--- What to produce ---
Reproduce each line of the material precisely.

--- Information provided ---
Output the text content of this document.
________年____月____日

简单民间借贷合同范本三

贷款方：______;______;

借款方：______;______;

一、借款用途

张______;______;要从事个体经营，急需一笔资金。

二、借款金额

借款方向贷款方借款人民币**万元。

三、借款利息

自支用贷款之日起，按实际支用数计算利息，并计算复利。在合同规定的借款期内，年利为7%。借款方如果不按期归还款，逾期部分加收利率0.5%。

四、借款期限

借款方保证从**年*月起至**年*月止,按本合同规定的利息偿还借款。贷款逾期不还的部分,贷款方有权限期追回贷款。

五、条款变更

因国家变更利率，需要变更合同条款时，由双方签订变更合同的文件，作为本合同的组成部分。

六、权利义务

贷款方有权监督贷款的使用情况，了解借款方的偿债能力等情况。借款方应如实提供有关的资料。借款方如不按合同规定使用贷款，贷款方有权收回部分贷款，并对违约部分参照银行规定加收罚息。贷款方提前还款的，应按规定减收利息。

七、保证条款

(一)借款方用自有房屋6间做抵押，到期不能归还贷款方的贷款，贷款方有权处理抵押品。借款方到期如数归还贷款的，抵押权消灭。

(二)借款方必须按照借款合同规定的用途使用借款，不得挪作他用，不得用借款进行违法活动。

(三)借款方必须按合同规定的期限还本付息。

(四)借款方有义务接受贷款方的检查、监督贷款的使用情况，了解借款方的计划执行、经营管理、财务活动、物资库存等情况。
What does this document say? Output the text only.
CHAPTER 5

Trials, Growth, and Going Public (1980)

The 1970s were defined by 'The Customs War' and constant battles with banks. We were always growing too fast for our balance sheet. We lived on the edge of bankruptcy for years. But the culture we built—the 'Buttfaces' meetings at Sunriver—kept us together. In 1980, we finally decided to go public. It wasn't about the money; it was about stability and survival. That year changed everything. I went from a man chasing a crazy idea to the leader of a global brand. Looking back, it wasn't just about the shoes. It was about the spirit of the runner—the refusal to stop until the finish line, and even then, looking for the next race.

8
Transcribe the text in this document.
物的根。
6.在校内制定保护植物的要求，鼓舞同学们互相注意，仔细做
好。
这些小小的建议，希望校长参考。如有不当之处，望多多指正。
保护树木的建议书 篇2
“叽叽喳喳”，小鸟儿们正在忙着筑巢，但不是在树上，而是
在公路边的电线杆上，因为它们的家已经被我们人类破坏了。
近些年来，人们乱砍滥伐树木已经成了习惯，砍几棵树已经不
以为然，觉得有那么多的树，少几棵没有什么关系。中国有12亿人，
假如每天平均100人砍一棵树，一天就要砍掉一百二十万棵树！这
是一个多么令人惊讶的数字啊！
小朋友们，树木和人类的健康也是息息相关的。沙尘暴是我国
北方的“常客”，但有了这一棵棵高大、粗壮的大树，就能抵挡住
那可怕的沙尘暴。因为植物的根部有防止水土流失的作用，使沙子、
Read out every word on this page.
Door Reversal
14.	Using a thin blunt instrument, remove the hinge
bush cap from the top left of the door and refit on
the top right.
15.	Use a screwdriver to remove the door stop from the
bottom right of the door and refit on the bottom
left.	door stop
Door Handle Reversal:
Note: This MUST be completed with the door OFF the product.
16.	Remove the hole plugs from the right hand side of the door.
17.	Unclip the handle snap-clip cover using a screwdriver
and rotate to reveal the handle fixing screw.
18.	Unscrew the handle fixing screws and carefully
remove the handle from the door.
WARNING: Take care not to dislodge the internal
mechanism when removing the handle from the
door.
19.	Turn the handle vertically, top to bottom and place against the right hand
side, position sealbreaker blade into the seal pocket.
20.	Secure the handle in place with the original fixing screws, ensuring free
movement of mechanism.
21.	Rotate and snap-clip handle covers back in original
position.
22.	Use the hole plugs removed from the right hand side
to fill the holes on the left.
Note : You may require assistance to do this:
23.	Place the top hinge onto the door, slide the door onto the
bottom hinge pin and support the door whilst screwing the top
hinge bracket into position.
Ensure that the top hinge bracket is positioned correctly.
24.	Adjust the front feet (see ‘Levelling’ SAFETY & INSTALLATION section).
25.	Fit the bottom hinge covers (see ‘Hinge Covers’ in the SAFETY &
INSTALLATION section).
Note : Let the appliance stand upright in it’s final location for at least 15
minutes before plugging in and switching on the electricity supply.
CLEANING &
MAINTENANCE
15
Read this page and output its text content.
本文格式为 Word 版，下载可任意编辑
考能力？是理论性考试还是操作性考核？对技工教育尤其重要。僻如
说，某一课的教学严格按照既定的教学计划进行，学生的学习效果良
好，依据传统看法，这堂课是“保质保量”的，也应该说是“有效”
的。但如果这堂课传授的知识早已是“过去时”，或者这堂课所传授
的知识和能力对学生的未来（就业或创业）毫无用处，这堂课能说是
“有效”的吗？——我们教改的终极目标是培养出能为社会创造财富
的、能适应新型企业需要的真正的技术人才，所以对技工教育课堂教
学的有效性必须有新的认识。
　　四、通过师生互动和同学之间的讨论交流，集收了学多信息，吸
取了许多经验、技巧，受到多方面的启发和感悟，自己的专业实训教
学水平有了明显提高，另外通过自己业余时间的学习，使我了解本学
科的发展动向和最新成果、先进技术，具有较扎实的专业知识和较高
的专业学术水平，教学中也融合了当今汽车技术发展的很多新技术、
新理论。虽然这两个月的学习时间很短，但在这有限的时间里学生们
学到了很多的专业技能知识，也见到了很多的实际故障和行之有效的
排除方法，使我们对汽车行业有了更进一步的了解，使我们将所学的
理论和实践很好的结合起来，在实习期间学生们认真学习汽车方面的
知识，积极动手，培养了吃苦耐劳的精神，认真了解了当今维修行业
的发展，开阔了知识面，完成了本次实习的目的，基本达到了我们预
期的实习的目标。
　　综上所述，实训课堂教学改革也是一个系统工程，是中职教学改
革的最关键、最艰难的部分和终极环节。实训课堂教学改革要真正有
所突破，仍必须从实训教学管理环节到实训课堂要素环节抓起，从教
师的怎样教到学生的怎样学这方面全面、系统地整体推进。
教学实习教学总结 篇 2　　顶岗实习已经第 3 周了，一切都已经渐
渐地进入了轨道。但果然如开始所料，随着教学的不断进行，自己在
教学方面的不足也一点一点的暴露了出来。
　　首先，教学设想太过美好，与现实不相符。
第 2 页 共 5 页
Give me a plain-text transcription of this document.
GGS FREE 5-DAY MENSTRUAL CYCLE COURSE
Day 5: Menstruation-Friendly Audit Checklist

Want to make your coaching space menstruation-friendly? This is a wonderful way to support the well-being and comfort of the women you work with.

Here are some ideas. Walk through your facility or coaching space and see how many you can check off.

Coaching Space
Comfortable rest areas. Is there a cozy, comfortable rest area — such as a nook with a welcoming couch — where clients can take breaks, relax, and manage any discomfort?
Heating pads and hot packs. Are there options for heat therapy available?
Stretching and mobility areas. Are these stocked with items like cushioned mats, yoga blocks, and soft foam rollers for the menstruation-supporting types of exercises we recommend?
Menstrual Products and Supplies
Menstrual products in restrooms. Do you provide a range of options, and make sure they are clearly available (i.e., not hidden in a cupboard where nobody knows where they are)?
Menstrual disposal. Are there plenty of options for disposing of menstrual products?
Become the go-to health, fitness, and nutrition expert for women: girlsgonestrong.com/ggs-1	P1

--- Task answer ---
Output the text content of this document.
________年____月____日

简单民间借贷合同范本三

贷款方：______;______;

借款方：______;______;

一、借款用途

张______;______;要从事个体经营，急需一笔资金。

二、借款金额

借款方向贷款方借款人民币**万元。

三、借款利息

自支用贷款之日起，按实际支用数计算利息，并计算复利。在合同规定的借款期内，年利为7%。借款方如果不按期归还款，逾期部分加收利率0.5%。

四、借款期限

借款方保证从**年*月起至**年*月止,按本合同规定的利息偿还借款。贷款逾期不还的部分,贷款方有权限期追回贷款。

五、条款变更

因国家变更利率，需要变更合同条款时，由双方签订变更合同的文件，作为本合同的组成部分。

六、权利义务

贷款方有权监督贷款的使用情况，了解借款方的偿债能力等情况。借款方应如实提供有关的资料。借款方如不按合同规定使用贷款，贷款方有权收回部分贷款，并对违约部分参照银行规定加收罚息。贷款方提前还款的，应按规定减收利息。

七、保证条款

(一)借款方用自有房屋6间做抵押，到期不能归还贷款方的贷款，贷款方有权处理抵押品。借款方到期如数归还贷款的，抵押权消灭。

(二)借款方必须按照借款合同规定的用途使用借款，不得挪作他用，不得用借款进行违法活动。

(三)借款方必须按合同规定的期限还本付息。

(四)借款方有义务接受贷款方的检查、监督贷款的使用情况，了解借款方的计划执行、经营管理、财务活动、物资库存等情况。
What does this document say? Output the text only.
CHAPTER 5

Trials, Growth, and Going Public (1980)

The 1970s were defined by 'The Customs War' and constant battles with banks. We were always growing too fast for our balance sheet. We lived on the edge of bankruptcy for years. But the culture we built—the 'Buttfaces' meetings at Sunriver—kept us together. In 1980, we finally decided to go public. It wasn't about the money; it was about stability and survival. That year changed everything. I went from a man chasing a crazy idea to the leader of a global brand. Looking back, it wasn't just about the shoes. It was about the spirit of the runner—the refusal to stop until the finish line, and even then, looking for the next race.

8
Transcribe the text in this document.
物的根。
6.在校内制定保护植物的要求，鼓舞同学们互相注意，仔细做
好。
这些小小的建议，希望校长参考。如有不当之处，望多多指正。
保护树木的建议书 篇2
“叽叽喳喳”，小鸟儿们正在忙着筑巢，但不是在树上，而是
在公路边的电线杆上，因为它们的家已经被我们人类破坏了。
近些年来，人们乱砍滥伐树木已经成了习惯，砍几棵树已经不
以为然，觉得有那么多的树，少几棵没有什么关系。中国有12亿人，
假如每天平均100人砍一棵树，一天就要砍掉一百二十万棵树！这
是一个多么令人惊讶的数字啊！
小朋友们，树木和人类的健康也是息息相关的。沙尘暴是我国
北方的“常客”，但有了这一棵棵高大、粗壮的大树，就能抵挡住
那可怕的沙尘暴。因为植物的根部有防止水土流失的作用，使沙子、
Read out every word on this page.
Door Reversal
14.	Using a thin blunt instrument, remove the hinge
bush cap from the top left of the door and refit on
the top right.
15.	Use a screwdriver to remove the door stop from the
bottom right of the door and refit on the bottom
left.	door stop
Door Handle Reversal:
Note: This MUST be completed with the door OFF the product.
16.	Remove the hole plugs from the right hand side of the door.
17.	Unclip the handle snap-clip cover using a screwdriver
and rotate to reveal the handle fixing screw.
18.	Unscrew the handle fixing screws and carefully
remove the handle from the door.
WARNING: Take care not to dislodge the internal
mechanism when removing the handle from the
door.
19.	Turn the handle vertically, top to bottom and place against the right hand
side, position sealbreaker blade into the seal pocket.
20.	Secure the handle in place with the original fixing screws, ensuring free
movement of mechanism.
21.	Rotate and snap-clip handle covers back in original
position.
22.	Use the hole plugs removed from the right hand side
to fill the holes on the left.
Note : You may require assistance to do this:
23.	Place the top hinge onto the door, slide the door onto the
bottom hinge pin and support the door whilst screwing the top
hinge bracket into position.
Ensure that the top hinge bracket is positioned correctly.
24.	Adjust the front feet (see ‘Levelling’ SAFETY & INSTALLATION section).
25.	Fit the bottom hinge covers (see ‘Hinge Covers’ in the SAFETY &
INSTALLATION section).
Note : Let the appliance stand upright in it’s final location for at least 15
minutes before plugging in and switching on the electricity supply.
CLEANING &
MAINTENANCE
15
Read this page and output its text content.
本文格式为 Word 版，下载可任意编辑
考能力？是理论性考试还是操作性考核？对技工教育尤其重要。僻如
说，某一课的教学严格按照既定的教学计划进行，学生的学习效果良
好，依据传统看法，这堂课是“保质保量”的，也应该说是“有效”
的。但如果这堂课传授的知识早已是“过去时”，或者这堂课所传授
的知识和能力对学生的未来（就业或创业）毫无用处，这堂课能说是
“有效”的吗？——我们教改的终极目标是培养出能为社会创造财富
的、能适应新型企业需要的真正的技术人才，所以对技工教育课堂教
学的有效性必须有新的认识。
　　四、通过师生互动和同学之间的讨论交流，集收了学多信息，吸
取了许多经验、技巧，受到多方面的启发和感悟，自己的专业实训教
学水平有了明显提高，另外通过自己业余时间的学习，使我了解本学
科的发展动向和最新成果、先进技术，具有较扎实的专业知识和较高
的专业学术水平，教学中也融合了当今汽车技术发展的很多新技术、
新理论。虽然这两个月的学习时间很短，但在这有限的时间里学生们
学到了很多的专业技能知识，也见到了很多的实际故障和行之有效的
排除方法，使我们对汽车行业有了更进一步的了解，使我们将所学的
理论和实践很好的结合起来，在实习期间学生们认真学习汽车方面的
知识，积极动手，培养了吃苦耐劳的精神，认真了解了当今维修行业
的发展，开阔了知识面，完成了本次实习的目的，基本达到了我们预
期的实习的目标。
　　综上所述，实训课堂教学改革也是一个系统工程，是中职教学改
革的最关键、最艰难的部分和终极环节。实训课堂教学改革要真正有
所突破，仍必须从实训教学管理环节到实训课堂要素环节抓起，从教
师的怎样教到学生的怎样学这方面全面、系统地整体推进。
教学实习教学总结 篇 2　　顶岗实习已经第 3 周了，一切都已经渐
渐地进入了轨道。但果然如开始所料，随着教学的不断进行，自己在
教学方面的不足也一点一点的暴露了出来。
　　首先，教学设想太过美好，与现实不相符。
第 2 页 共 5 页
Give me a plain-text transcription of this document.
GGS FREE 5-DAY MENSTRUAL CYCLE COURSE
Day 5: Menstruation-Friendly Audit Checklist

Want to make your coaching space menstruation-friendly? This is a wonderful way to support the well-being and comfort of the women you work with.

Here are some ideas. Walk through your facility or coaching space and see how many you can check off.

Coaching Space
Comfortable rest areas. Is there a cozy, comfortable rest area — such as a nook with a welcoming couch — where clients can take breaks, relax, and manage any discomfort?
Heating pads and hot packs. Are there options for heat therapy available?
Stretching and mobility areas. Are these stocked with items like cushioned mats, yoga blocks, and soft foam rollers for the menstruation-supporting types of exercises we recommend?
Menstrual Products and Supplies
Menstrual products in restrooms. Do you provide a range of options, and make sure they are clearly available (i.e., not hidden in a cupboard where nobody knows where they are)?
Menstrual disposal. Are there plenty of options for disposing of menstrual products?
Become the go-to health, fitness, and nutrition expert for women: girlsgonestrong.com/ggs-1	P1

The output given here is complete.